**Listed records**

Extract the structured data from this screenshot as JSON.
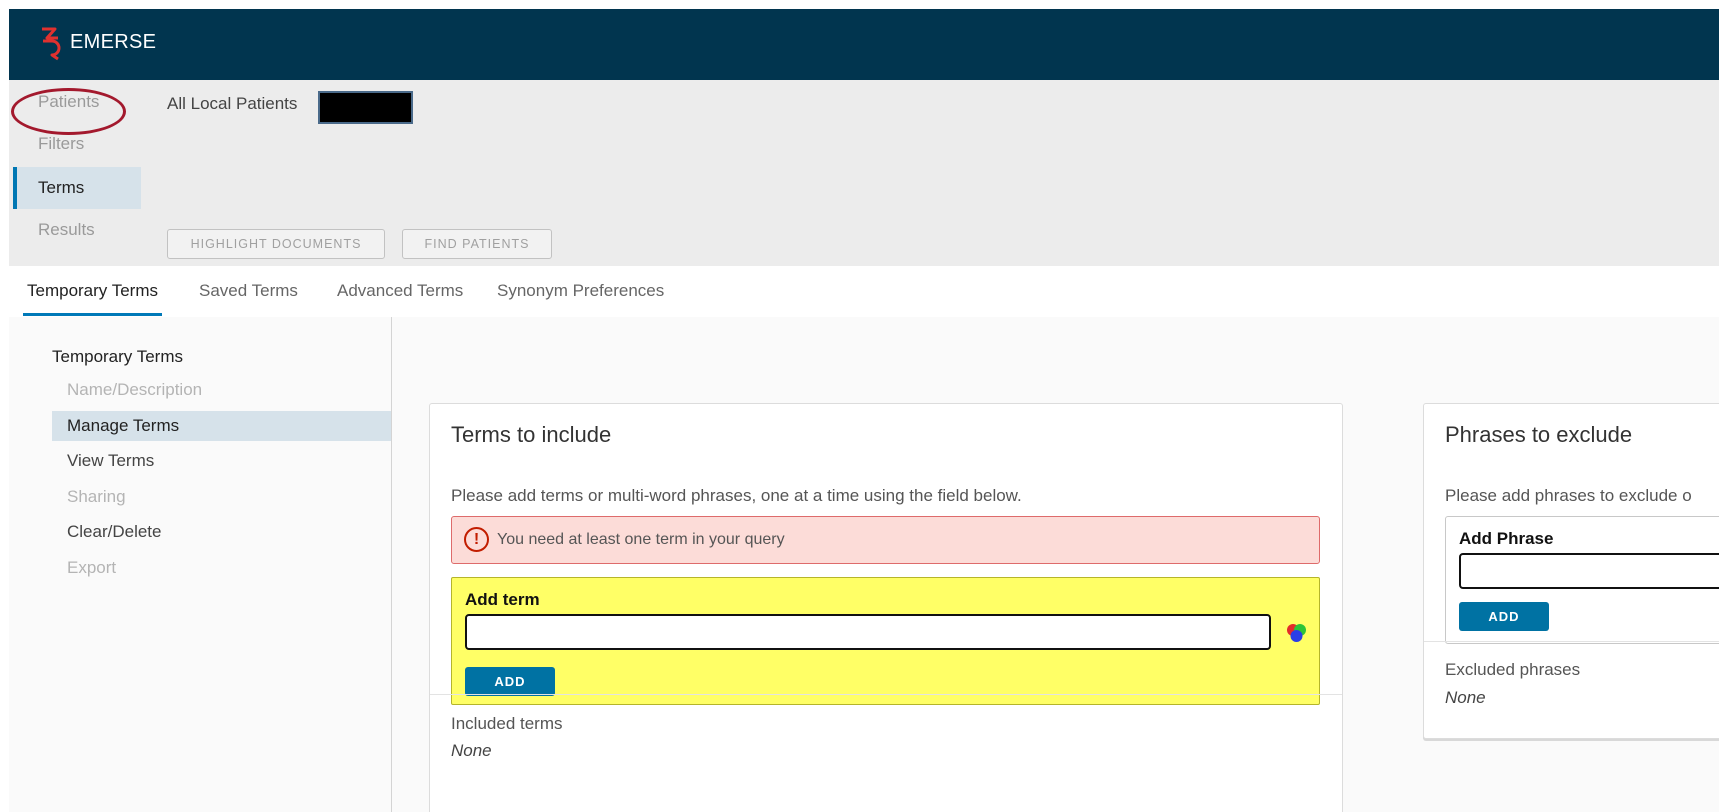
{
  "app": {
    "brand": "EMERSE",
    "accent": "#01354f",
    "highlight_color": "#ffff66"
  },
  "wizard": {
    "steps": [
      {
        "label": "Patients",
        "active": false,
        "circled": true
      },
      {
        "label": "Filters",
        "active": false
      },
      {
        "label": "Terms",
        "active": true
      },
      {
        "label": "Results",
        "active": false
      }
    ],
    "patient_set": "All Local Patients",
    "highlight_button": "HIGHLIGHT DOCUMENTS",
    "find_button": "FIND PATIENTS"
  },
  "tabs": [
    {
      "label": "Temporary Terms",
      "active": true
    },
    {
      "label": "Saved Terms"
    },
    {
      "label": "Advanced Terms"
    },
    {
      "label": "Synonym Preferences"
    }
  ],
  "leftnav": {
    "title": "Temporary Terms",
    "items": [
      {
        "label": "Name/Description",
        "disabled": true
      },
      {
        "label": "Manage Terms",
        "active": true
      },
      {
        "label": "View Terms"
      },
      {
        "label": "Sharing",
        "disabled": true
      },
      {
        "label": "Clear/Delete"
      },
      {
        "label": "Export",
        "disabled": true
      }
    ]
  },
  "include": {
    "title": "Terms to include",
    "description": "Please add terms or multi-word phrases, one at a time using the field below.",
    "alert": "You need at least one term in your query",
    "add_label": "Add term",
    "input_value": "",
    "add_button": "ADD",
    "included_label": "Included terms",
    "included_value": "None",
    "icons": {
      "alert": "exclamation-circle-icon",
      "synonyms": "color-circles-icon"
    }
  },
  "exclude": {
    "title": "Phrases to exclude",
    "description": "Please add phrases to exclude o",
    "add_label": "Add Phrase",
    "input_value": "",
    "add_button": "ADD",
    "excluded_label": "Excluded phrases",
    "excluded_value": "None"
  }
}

**The problem**
Some lines in the material contain "title". Show all of them.

**Answer space**
    "title": "Temporary Terms",
    "title": "Terms to include",
    "title": "Phrases to exclude",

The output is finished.